:: WRITTEN INSTRUCTION ::
Can the data below be set down again exactly, line for line?

-------- DATA SHOWN --------

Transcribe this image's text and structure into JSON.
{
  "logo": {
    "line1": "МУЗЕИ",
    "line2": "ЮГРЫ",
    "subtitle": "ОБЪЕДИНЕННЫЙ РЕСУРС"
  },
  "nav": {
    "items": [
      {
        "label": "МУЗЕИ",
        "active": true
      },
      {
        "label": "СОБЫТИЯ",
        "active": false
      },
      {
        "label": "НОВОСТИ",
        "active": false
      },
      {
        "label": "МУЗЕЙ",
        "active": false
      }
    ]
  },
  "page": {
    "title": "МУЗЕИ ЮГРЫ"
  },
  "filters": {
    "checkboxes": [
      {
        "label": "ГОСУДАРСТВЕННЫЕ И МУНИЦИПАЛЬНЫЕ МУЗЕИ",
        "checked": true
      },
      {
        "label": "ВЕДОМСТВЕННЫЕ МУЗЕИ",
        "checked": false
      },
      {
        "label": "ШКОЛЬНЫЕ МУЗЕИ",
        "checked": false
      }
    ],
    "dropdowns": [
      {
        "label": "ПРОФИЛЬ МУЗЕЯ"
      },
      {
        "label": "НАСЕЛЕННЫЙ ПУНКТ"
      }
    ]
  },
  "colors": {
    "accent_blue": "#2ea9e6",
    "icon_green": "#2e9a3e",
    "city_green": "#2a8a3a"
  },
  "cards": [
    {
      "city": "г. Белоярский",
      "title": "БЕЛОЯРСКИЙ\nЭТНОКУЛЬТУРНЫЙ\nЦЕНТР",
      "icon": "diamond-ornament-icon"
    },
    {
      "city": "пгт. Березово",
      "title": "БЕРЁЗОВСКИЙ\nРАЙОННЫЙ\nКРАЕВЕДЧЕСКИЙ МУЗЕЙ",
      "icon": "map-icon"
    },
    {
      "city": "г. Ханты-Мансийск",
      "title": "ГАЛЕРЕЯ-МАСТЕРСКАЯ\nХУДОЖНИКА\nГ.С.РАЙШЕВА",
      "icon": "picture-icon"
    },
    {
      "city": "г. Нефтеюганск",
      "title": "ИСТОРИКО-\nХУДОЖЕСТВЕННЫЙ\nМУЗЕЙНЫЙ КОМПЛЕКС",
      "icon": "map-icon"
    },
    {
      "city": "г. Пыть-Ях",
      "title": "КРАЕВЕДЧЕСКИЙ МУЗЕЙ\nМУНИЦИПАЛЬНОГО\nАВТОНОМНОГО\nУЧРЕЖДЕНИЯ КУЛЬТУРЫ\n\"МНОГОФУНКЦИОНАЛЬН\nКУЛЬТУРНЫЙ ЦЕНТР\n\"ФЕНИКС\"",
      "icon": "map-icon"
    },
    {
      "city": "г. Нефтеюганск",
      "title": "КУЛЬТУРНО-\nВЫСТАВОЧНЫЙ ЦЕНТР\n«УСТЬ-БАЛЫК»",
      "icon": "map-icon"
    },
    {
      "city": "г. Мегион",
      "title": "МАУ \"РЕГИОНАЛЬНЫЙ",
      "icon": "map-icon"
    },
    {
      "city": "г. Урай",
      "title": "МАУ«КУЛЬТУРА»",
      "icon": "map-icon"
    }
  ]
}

--------

:: ANSWER TO THIS EXERCISE ::
Transcribe this image's text and structure into JSON.
{
  "logo": {
    "line1": "МУЗЕИ",
    "line2": "ЮГРЫ",
    "subtitle": "ОБЪЕДИНЕННЫЙ РЕСУРС"
  },
  "nav": {
    "items": [
      {
        "label": "МУЗЕИ",
        "active": true
      },
      {
        "label": "СОБЫТИЯ",
        "active": false
      },
      {
        "label": "НОВОСТИ",
        "active": false
      },
      {
        "label": "МУЗЕЙ",
        "active": false
      }
    ]
  },
  "page": {
    "title": "МУЗЕИ ЮГРЫ"
  },
  "filters": {
    "checkboxes": [
      {
        "label": "ГОСУДАРСТВЕННЫЕ И МУНИЦИПАЛЬНЫЕ МУЗЕИ",
        "checked": true
      },
      {
        "label": "ВЕДОМСТВЕННЫЕ МУЗЕИ",
        "checked": false
      },
      {
        "label": "ШКОЛЬНЫЕ МУЗЕИ",
        "checked": false
      }
    ],
    "dropdowns": [
      {
        "label": "ПРОФИЛЬ МУЗЕЯ"
      },
      {
        "label": "НАСЕЛЕННЫЙ ПУНКТ"
      }
    ]
  },
  "colors": {
    "accent_blue": "#2ea9e6",
    "icon_green": "#2e9a3e",
    "city_green": "#2a8a3a"
  },
  "cards": [
    {
      "city": "г. Белоярский",
      "title": "БЕЛОЯРСКИЙ\nЭТНОКУЛЬТУРНЫЙ\nЦЕНТР",
      "icon": "diamond-ornament-icon"
    },
    {
      "city": "пгт. Березово",
      "title": "БЕРЁЗОВСКИЙ\nРАЙОННЫЙ\nКРАЕВЕДЧЕСКИЙ МУЗЕЙ",
      "icon": "map-icon"
    },
    {
      "city": "г. Ханты-Мансийск",
      "title": "ГАЛЕРЕЯ-МАСТЕРСКАЯ\nХУДОЖНИКА\nГ.С.РАЙШЕВА",
      "icon": "picture-icon"
    },
    {
      "city": "г. Нефтеюганск",
      "title": "ИСТОРИКО-\nХУДОЖЕСТВЕННЫЙ\nМУЗЕЙНЫЙ КОМПЛЕКС",
      "icon": "map-icon"
    },
    {
      "city": "г. Пыть-Ях",
      "title": "КРАЕВЕДЧЕСКИЙ МУЗЕЙ\nМУНИЦИПАЛЬНОГО\nАВТОНОМНОГО\nУЧРЕЖДЕНИЯ КУЛЬТУРЫ\n\"МНОГОФУНКЦИОНАЛЬН\nКУЛЬТУРНЫЙ ЦЕНТР\n\"ФЕНИКС\"",
      "icon": "map-icon"
    },
    {
      "city": "г. Нефтеюганск",
      "title": "КУЛЬТУРНО-\nВЫСТАВОЧНЫЙ ЦЕНТР\n«УСТЬ-БАЛЫК»",
      "icon": "map-icon"
    },
    {
      "city": "г. Мегион",
      "title": "МАУ \"РЕГИОНАЛЬНЫЙ",
      "icon": "map-icon"
    },
    {
      "city": "г. Урай",
      "title": "МАУ«КУЛЬТУРА»",
      "icon": "map-icon"
    }
  ]
}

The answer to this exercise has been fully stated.